Aim of the task>
Each entry below must be repeated exactly, with pictures left out.

:: Data in this exercise ::

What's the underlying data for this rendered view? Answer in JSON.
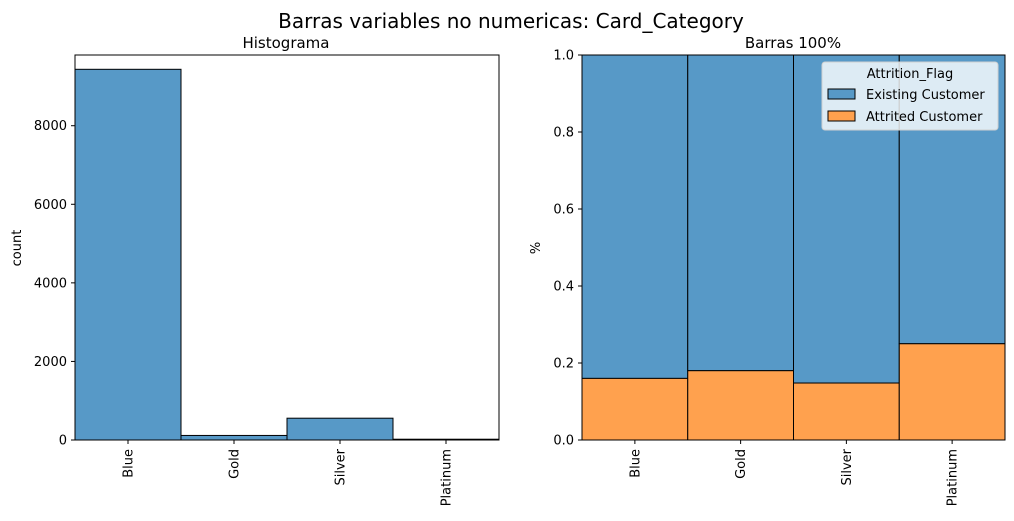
{
  "figure": {
    "title": "Barras variables no numericas: Card_Category"
  },
  "chart_data": [
    {
      "type": "bar",
      "title": "Histograma",
      "xlabel": "",
      "ylabel": "count",
      "categories": [
        "Blue",
        "Gold",
        "Silver",
        "Platinum"
      ],
      "values": [
        9436,
        116,
        555,
        20
      ],
      "ylim": [
        0,
        9800
      ],
      "yticks": [
        0,
        2000,
        4000,
        6000,
        8000
      ],
      "colors": {
        "bar": "#5799c7",
        "edge": "#000000"
      }
    },
    {
      "type": "bar",
      "stacked": true,
      "title": "Barras 100%",
      "xlabel": "",
      "ylabel": "%",
      "categories": [
        "Blue",
        "Gold",
        "Silver",
        "Platinum"
      ],
      "series": [
        {
          "name": "Existing Customer",
          "values": [
            0.84,
            0.82,
            0.852,
            0.75
          ],
          "color": "#5799c7"
        },
        {
          "name": "Attrited Customer",
          "values": [
            0.16,
            0.18,
            0.148,
            0.25
          ],
          "color": "#ffa14e"
        }
      ],
      "ylim": [
        0,
        1.0
      ],
      "yticks": [
        "0.0",
        "0.2",
        "0.4",
        "0.6",
        "0.8",
        "1.0"
      ],
      "legend": {
        "title": "Attrition_Flag",
        "position": "top-right"
      }
    }
  ]
}
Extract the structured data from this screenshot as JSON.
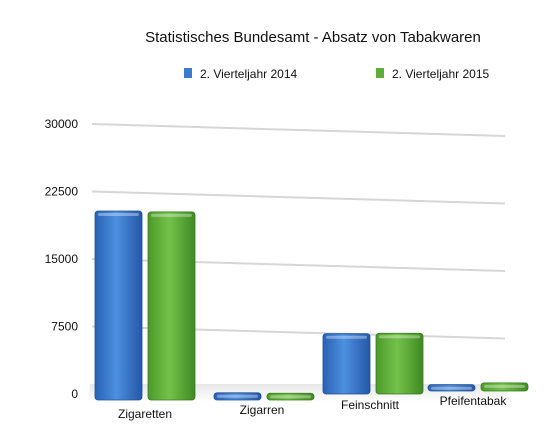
{
  "chart_data": {
    "type": "bar",
    "title": "Statistisches Bundesamt - Absatz von Tabakwaren",
    "categories": [
      "Zigaretten",
      "Zigarren",
      "Feinschnitt",
      "Pfeifentabak"
    ],
    "series": [
      {
        "name": "2. Vierteljahr 2014",
        "values": [
          21000,
          800,
          6700,
          700
        ],
        "color": "#3a7bd0"
      },
      {
        "name": "2. Vierteljahr 2015",
        "values": [
          20900,
          750,
          6750,
          900
        ],
        "color": "#5fae3a"
      }
    ],
    "yticks": [
      "0",
      "7500",
      "15000",
      "22500",
      "30000"
    ],
    "ylim": [
      0,
      30000
    ],
    "grid": true,
    "legend_position": "top",
    "chart_style": "3D perspective"
  }
}
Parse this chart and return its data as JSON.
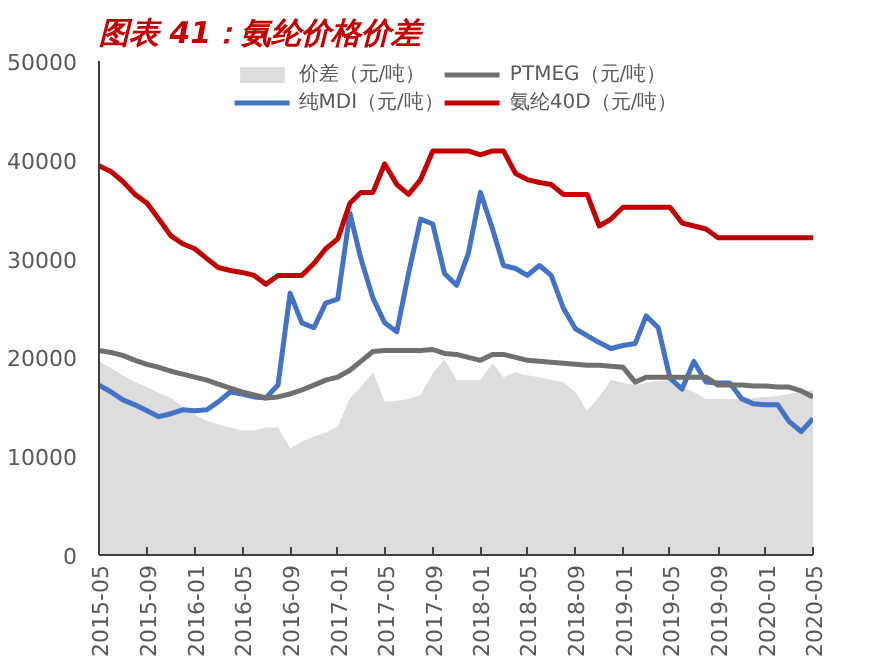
{
  "chart_data": {
    "type": "line",
    "title": "图表 41：氨纶价格价差",
    "x": [
      "2015-05",
      "2015-06",
      "2015-07",
      "2015-08",
      "2015-09",
      "2015-10",
      "2015-11",
      "2015-12",
      "2016-01",
      "2016-02",
      "2016-03",
      "2016-04",
      "2016-05",
      "2016-06",
      "2016-07",
      "2016-08",
      "2016-09",
      "2016-10",
      "2016-11",
      "2016-12",
      "2017-01",
      "2017-02",
      "2017-03",
      "2017-04",
      "2017-05",
      "2017-06",
      "2017-07",
      "2017-08",
      "2017-09",
      "2017-10",
      "2017-11",
      "2017-12",
      "2018-01",
      "2018-02",
      "2018-03",
      "2018-04",
      "2018-05",
      "2018-06",
      "2018-07",
      "2018-08",
      "2018-09",
      "2018-10",
      "2018-11",
      "2018-12",
      "2019-01",
      "2019-02",
      "2019-03",
      "2019-04",
      "2019-05",
      "2019-06",
      "2019-07",
      "2019-08",
      "2019-09",
      "2019-10",
      "2019-11",
      "2019-12",
      "2020-01",
      "2020-02",
      "2020-03",
      "2020-04",
      "2020-05"
    ],
    "series": [
      {
        "name": "价差（元/吨）",
        "type": "area",
        "color": "#dddddd",
        "values": [
          19600,
          18900,
          18200,
          17500,
          17000,
          16400,
          15900,
          15000,
          14200,
          13600,
          13200,
          12900,
          12600,
          12600,
          12900,
          12900,
          10800,
          11500,
          12000,
          12400,
          13000,
          15900,
          17000,
          18500,
          15500,
          15600,
          15800,
          16200,
          18400,
          19800,
          17700,
          17700,
          17700,
          19400,
          18000,
          18500,
          18200,
          18000,
          17700,
          17500,
          16500,
          14600,
          16000,
          17700,
          17400,
          17200,
          17400,
          17600,
          17700,
          17000,
          16500,
          15800,
          15800,
          15800,
          15800,
          15900,
          16000,
          16100,
          16300,
          16500,
          16700
        ]
      },
      {
        "name": "纯MDI（元/吨）",
        "color": "#4472c4",
        "values": [
          17200,
          16500,
          15700,
          15200,
          14600,
          14000,
          14300,
          14700,
          14600,
          14700,
          15500,
          16500,
          16300,
          16000,
          15900,
          17200,
          26500,
          23500,
          23000,
          25500,
          25900,
          34600,
          30000,
          26000,
          23500,
          22600,
          28500,
          34000,
          33500,
          28500,
          27300,
          30500,
          36700,
          33000,
          29300,
          29000,
          28300,
          29300,
          28300,
          25000,
          22900,
          22200,
          21500,
          20900,
          21200,
          21400,
          24200,
          23000,
          17900,
          16800,
          19600,
          17500,
          17400,
          17400,
          15800,
          15300,
          15200,
          15200,
          13500,
          12500,
          13800
        ]
      },
      {
        "name": "PTMEG（元/吨）",
        "color": "#707070",
        "values": [
          20700,
          20500,
          20200,
          19700,
          19300,
          19000,
          18600,
          18300,
          18000,
          17700,
          17300,
          16900,
          16500,
          16200,
          15900,
          16000,
          16300,
          16700,
          17200,
          17700,
          18000,
          18700,
          19600,
          20600,
          20700,
          20700,
          20700,
          20700,
          20800,
          20400,
          20300,
          20000,
          19700,
          20300,
          20300,
          20000,
          19700,
          19600,
          19500,
          19400,
          19300,
          19200,
          19200,
          19100,
          19000,
          17500,
          18000,
          18000,
          18000,
          18000,
          18000,
          18000,
          17200,
          17200,
          17200,
          17100,
          17100,
          17000,
          17000,
          16600,
          16000
        ]
      },
      {
        "name": "氨纶40D（元/吨）",
        "color": "#c00000",
        "values": [
          39400,
          38800,
          37800,
          36500,
          35600,
          34000,
          32300,
          31500,
          31000,
          30000,
          29100,
          28800,
          28600,
          28300,
          27400,
          28300,
          28300,
          28300,
          29500,
          31000,
          32000,
          35600,
          36700,
          36700,
          39600,
          37500,
          36500,
          38000,
          40900,
          40900,
          40900,
          40900,
          40500,
          40900,
          40900,
          38600,
          38000,
          37700,
          37500,
          36500,
          36500,
          36500,
          33300,
          34000,
          35200,
          35200,
          35200,
          35200,
          35200,
          33600,
          33300,
          33000,
          32100,
          32100,
          32100,
          32100,
          32100,
          32100,
          32100,
          32100,
          32100
        ]
      }
    ],
    "xlim": [
      "2015-05",
      "2020-05"
    ],
    "xticks": [
      "2015-05",
      "2015-09",
      "2016-01",
      "2016-05",
      "2016-09",
      "2017-01",
      "2017-05",
      "2017-09",
      "2018-01",
      "2018-05",
      "2018-09",
      "2019-01",
      "2019-05",
      "2019-09",
      "2020-01",
      "2020-05"
    ],
    "ylim": [
      0,
      50000
    ],
    "yticks": [
      0,
      10000,
      20000,
      30000,
      40000,
      50000
    ],
    "legend": "top",
    "grid": false
  }
}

:::

Final result>
What's the underlying data for this rendered view? Answer in JSON.
{
  "figure": {
    "title": "Barras variables no numericas: Card_Category"
  },
  "chart_data": [
    {
      "type": "bar",
      "title": "Histograma",
      "xlabel": "",
      "ylabel": "count",
      "categories": [
        "Blue",
        "Gold",
        "Silver",
        "Platinum"
      ],
      "values": [
        9436,
        116,
        555,
        20
      ],
      "ylim": [
        0,
        9800
      ],
      "yticks": [
        0,
        2000,
        4000,
        6000,
        8000
      ],
      "colors": {
        "bar": "#5799c7",
        "edge": "#000000"
      }
    },
    {
      "type": "bar",
      "stacked": true,
      "title": "Barras 100%",
      "xlabel": "",
      "ylabel": "%",
      "categories": [
        "Blue",
        "Gold",
        "Silver",
        "Platinum"
      ],
      "series": [
        {
          "name": "Existing Customer",
          "values": [
            0.84,
            0.82,
            0.852,
            0.75
          ],
          "color": "#5799c7"
        },
        {
          "name": "Attrited Customer",
          "values": [
            0.16,
            0.18,
            0.148,
            0.25
          ],
          "color": "#ffa14e"
        }
      ],
      "ylim": [
        0,
        1.0
      ],
      "yticks": [
        "0.0",
        "0.2",
        "0.4",
        "0.6",
        "0.8",
        "1.0"
      ],
      "legend": {
        "title": "Attrition_Flag",
        "position": "top-right"
      }
    }
  ]
}
Extract the structured data from this screenshot as JSON.
{
  "chart_data": {
    "type": "bar",
    "title": "Statistisches Bundesamt - Absatz von Tabakwaren",
    "categories": [
      "Zigaretten",
      "Zigarren",
      "Feinschnitt",
      "Pfeifentabak"
    ],
    "series": [
      {
        "name": "2. Vierteljahr 2014",
        "values": [
          21000,
          800,
          6700,
          700
        ],
        "color": "#3a7bd0"
      },
      {
        "name": "2. Vierteljahr 2015",
        "values": [
          20900,
          750,
          6750,
          900
        ],
        "color": "#5fae3a"
      }
    ],
    "yticks": [
      "0",
      "7500",
      "15000",
      "22500",
      "30000"
    ],
    "ylim": [
      0,
      30000
    ],
    "grid": true,
    "legend_position": "top",
    "chart_style": "3D perspective"
  }
}
Parse this chart and return its data as JSON.
{
  "chart_data": {
    "type": "line",
    "title": "图表 41：氨纶价格价差",
    "x": [
      "2015-05",
      "2015-06",
      "2015-07",
      "2015-08",
      "2015-09",
      "2015-10",
      "2015-11",
      "2015-12",
      "2016-01",
      "2016-02",
      "2016-03",
      "2016-04",
      "2016-05",
      "2016-06",
      "2016-07",
      "2016-08",
      "2016-09",
      "2016-10",
      "2016-11",
      "2016-12",
      "2017-01",
      "2017-02",
      "2017-03",
      "2017-04",
      "2017-05",
      "2017-06",
      "2017-07",
      "2017-08",
      "2017-09",
      "2017-10",
      "2017-11",
      "2017-12",
      "2018-01",
      "2018-02",
      "2018-03",
      "2018-04",
      "2018-05",
      "2018-06",
      "2018-07",
      "2018-08",
      "2018-09",
      "2018-10",
      "2018-11",
      "2018-12",
      "2019-01",
      "2019-02",
      "2019-03",
      "2019-04",
      "2019-05",
      "2019-06",
      "2019-07",
      "2019-08",
      "2019-09",
      "2019-10",
      "2019-11",
      "2019-12",
      "2020-01",
      "2020-02",
      "2020-03",
      "2020-04",
      "2020-05"
    ],
    "series": [
      {
        "name": "价差（元/吨）",
        "type": "area",
        "color": "#dddddd",
        "values": [
          19600,
          18900,
          18200,
          17500,
          17000,
          16400,
          15900,
          15000,
          14200,
          13600,
          13200,
          12900,
          12600,
          12600,
          12900,
          12900,
          10800,
          11500,
          12000,
          12400,
          13000,
          15900,
          17000,
          18500,
          15500,
          15600,
          15800,
          16200,
          18400,
          19800,
          17700,
          17700,
          17700,
          19400,
          18000,
          18500,
          18200,
          18000,
          17700,
          17500,
          16500,
          14600,
          16000,
          17700,
          17400,
          17200,
          17400,
          17600,
          17700,
          17000,
          16500,
          15800,
          15800,
          15800,
          15800,
          15900,
          16000,
          16100,
          16300,
          16500,
          16700
        ]
      },
      {
        "name": "纯MDI（元/吨）",
        "color": "#4472c4",
        "values": [
          17200,
          16500,
          15700,
          15200,
          14600,
          14000,
          14300,
          14700,
          14600,
          14700,
          15500,
          16500,
          16300,
          16000,
          15900,
          17200,
          26500,
          23500,
          23000,
          25500,
          25900,
          34600,
          30000,
          26000,
          23500,
          22600,
          28500,
          34000,
          33500,
          28500,
          27300,
          30500,
          36700,
          33000,
          29300,
          29000,
          28300,
          29300,
          28300,
          25000,
          22900,
          22200,
          21500,
          20900,
          21200,
          21400,
          24200,
          23000,
          17900,
          16800,
          19600,
          17500,
          17400,
          17400,
          15800,
          15300,
          15200,
          15200,
          13500,
          12500,
          13800
        ]
      },
      {
        "name": "PTMEG（元/吨）",
        "color": "#707070",
        "values": [
          20700,
          20500,
          20200,
          19700,
          19300,
          19000,
          18600,
          18300,
          18000,
          17700,
          17300,
          16900,
          16500,
          16200,
          15900,
          16000,
          16300,
          16700,
          17200,
          17700,
          18000,
          18700,
          19600,
          20600,
          20700,
          20700,
          20700,
          20700,
          20800,
          20400,
          20300,
          20000,
          19700,
          20300,
          20300,
          20000,
          19700,
          19600,
          19500,
          19400,
          19300,
          19200,
          19200,
          19100,
          19000,
          17500,
          18000,
          18000,
          18000,
          18000,
          18000,
          18000,
          17200,
          17200,
          17200,
          17100,
          17100,
          17000,
          17000,
          16600,
          16000
        ]
      },
      {
        "name": "氨纶40D（元/吨）",
        "color": "#c00000",
        "values": [
          39400,
          38800,
          37800,
          36500,
          35600,
          34000,
          32300,
          31500,
          31000,
          30000,
          29100,
          28800,
          28600,
          28300,
          27400,
          28300,
          28300,
          28300,
          29500,
          31000,
          32000,
          35600,
          36700,
          36700,
          39600,
          37500,
          36500,
          38000,
          40900,
          40900,
          40900,
          40900,
          40500,
          40900,
          40900,
          38600,
          38000,
          37700,
          37500,
          36500,
          36500,
          36500,
          33300,
          34000,
          35200,
          35200,
          35200,
          35200,
          35200,
          33600,
          33300,
          33000,
          32100,
          32100,
          32100,
          32100,
          32100,
          32100,
          32100,
          32100,
          32100
        ]
      }
    ],
    "xlim": [
      "2015-05",
      "2020-05"
    ],
    "xticks": [
      "2015-05",
      "2015-09",
      "2016-01",
      "2016-05",
      "2016-09",
      "2017-01",
      "2017-05",
      "2017-09",
      "2018-01",
      "2018-05",
      "2018-09",
      "2019-01",
      "2019-05",
      "2019-09",
      "2020-01",
      "2020-05"
    ],
    "ylim": [
      0,
      50000
    ],
    "yticks": [
      0,
      10000,
      20000,
      30000,
      40000,
      50000
    ],
    "legend": "top",
    "grid": false
  }
}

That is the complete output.